Each line of the material must be returned exactly.

## Records from a collection of figures
──────
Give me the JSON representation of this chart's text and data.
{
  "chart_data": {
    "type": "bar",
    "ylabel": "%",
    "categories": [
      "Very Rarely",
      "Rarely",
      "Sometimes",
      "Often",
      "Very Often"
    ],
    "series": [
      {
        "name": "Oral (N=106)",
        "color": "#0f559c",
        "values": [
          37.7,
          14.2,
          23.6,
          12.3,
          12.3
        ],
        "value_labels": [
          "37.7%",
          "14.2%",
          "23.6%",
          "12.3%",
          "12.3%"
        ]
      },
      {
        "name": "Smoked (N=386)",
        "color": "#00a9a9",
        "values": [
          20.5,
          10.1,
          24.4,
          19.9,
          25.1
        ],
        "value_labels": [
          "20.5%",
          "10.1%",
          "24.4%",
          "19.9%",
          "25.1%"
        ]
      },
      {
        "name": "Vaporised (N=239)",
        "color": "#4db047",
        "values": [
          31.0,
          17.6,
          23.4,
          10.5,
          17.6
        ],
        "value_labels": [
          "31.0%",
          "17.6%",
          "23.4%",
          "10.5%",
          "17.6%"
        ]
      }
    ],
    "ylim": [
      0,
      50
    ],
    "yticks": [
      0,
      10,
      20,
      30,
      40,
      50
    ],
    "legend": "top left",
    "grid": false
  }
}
──────
## The response
Give me the JSON representation of this chart's text and data.
{
  "chart_data": {
    "type": "bar",
    "ylabel": "%",
    "categories": [
      "Very Rarely",
      "Rarely",
      "Sometimes",
      "Often",
      "Very Often"
    ],
    "series": [
      {
        "name": "Oral (N=106)",
        "color": "#0f559c",
        "values": [
          37.7,
          14.2,
          23.6,
          12.3,
          12.3
        ],
        "value_labels": [
          "37.7%",
          "14.2%",
          "23.6%",
          "12.3%",
          "12.3%"
        ]
      },
      {
        "name": "Smoked (N=386)",
        "color": "#00a9a9",
        "values": [
          20.5,
          10.1,
          24.4,
          19.9,
          25.1
        ],
        "value_labels": [
          "20.5%",
          "10.1%",
          "24.4%",
          "19.9%",
          "25.1%"
        ]
      },
      {
        "name": "Vaporised (N=239)",
        "color": "#4db047",
        "values": [
          31.0,
          17.6,
          23.4,
          10.5,
          17.6
        ],
        "value_labels": [
          "31.0%",
          "17.6%",
          "23.4%",
          "10.5%",
          "17.6%"
        ]
      }
    ],
    "ylim": [
      0,
      50
    ],
    "yticks": [
      0,
      10,
      20,
      30,
      40,
      50
    ],
    "legend": "top left",
    "grid": false
  }
}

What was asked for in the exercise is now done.